Records provided >>
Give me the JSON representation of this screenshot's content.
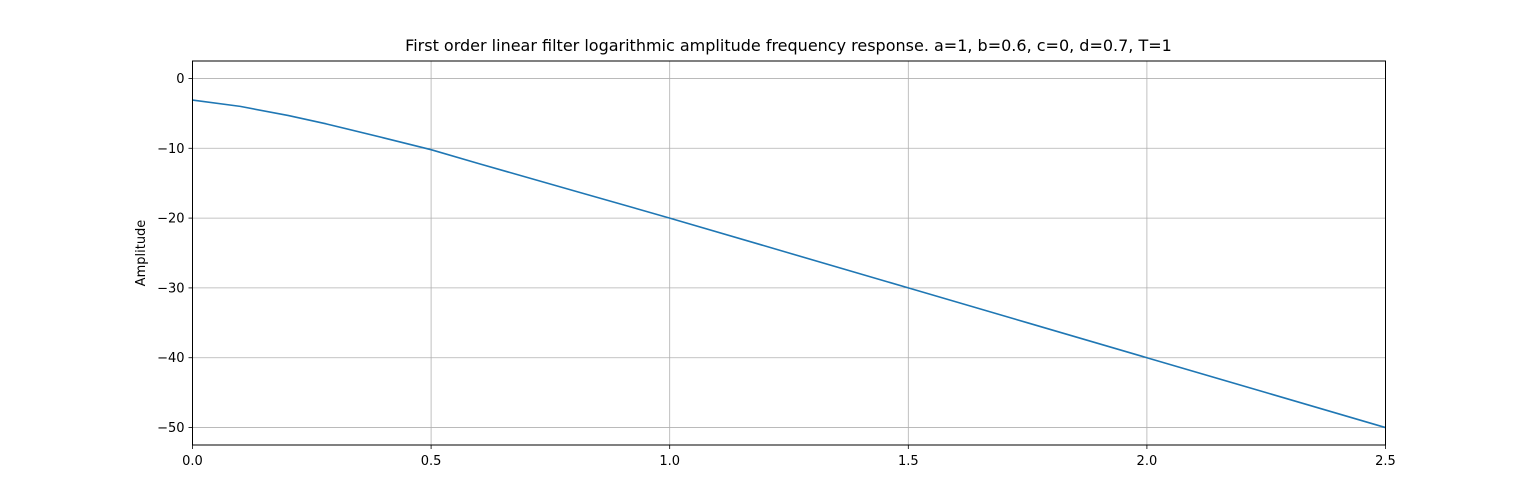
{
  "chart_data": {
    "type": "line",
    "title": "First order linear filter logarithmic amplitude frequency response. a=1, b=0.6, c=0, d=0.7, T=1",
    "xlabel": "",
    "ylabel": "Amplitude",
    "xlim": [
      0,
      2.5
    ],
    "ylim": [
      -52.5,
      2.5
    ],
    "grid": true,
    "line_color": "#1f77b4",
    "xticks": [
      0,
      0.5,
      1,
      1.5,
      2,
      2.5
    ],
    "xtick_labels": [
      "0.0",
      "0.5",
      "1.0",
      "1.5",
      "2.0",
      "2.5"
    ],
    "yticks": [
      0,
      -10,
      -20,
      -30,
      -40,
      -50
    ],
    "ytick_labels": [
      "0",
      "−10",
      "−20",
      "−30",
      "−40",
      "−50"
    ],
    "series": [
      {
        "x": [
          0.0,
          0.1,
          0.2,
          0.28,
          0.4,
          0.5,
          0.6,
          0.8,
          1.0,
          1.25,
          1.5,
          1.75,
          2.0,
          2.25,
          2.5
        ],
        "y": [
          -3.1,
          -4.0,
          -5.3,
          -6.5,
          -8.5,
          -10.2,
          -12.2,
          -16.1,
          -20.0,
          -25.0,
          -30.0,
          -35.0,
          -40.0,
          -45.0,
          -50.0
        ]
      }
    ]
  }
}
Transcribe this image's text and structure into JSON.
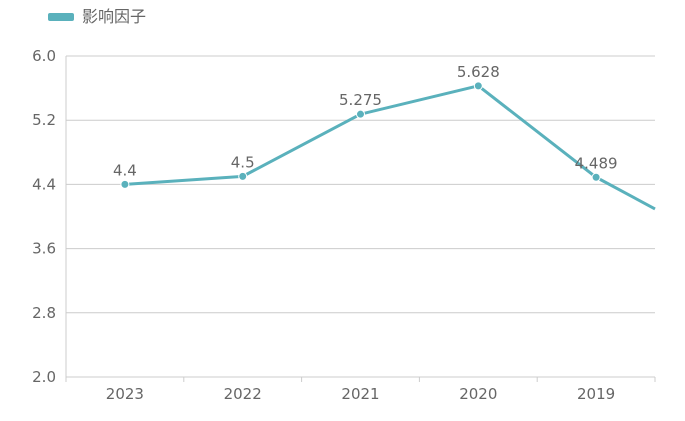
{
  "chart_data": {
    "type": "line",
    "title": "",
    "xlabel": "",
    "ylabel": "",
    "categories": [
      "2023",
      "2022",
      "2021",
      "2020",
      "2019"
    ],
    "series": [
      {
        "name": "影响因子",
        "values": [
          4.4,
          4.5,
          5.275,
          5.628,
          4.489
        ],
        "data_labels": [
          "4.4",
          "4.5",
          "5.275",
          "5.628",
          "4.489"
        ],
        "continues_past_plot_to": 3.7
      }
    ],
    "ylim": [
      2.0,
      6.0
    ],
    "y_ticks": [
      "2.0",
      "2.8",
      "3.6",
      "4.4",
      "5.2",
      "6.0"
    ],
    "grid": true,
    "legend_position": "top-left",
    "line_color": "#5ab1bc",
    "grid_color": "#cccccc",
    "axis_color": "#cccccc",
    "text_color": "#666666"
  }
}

The task >> Extract lines where the string "JSON" occurs.

Output for this task >>
Give me the JSON representation of this screenshot's content.
Transcribe this image's text and structure into JSON.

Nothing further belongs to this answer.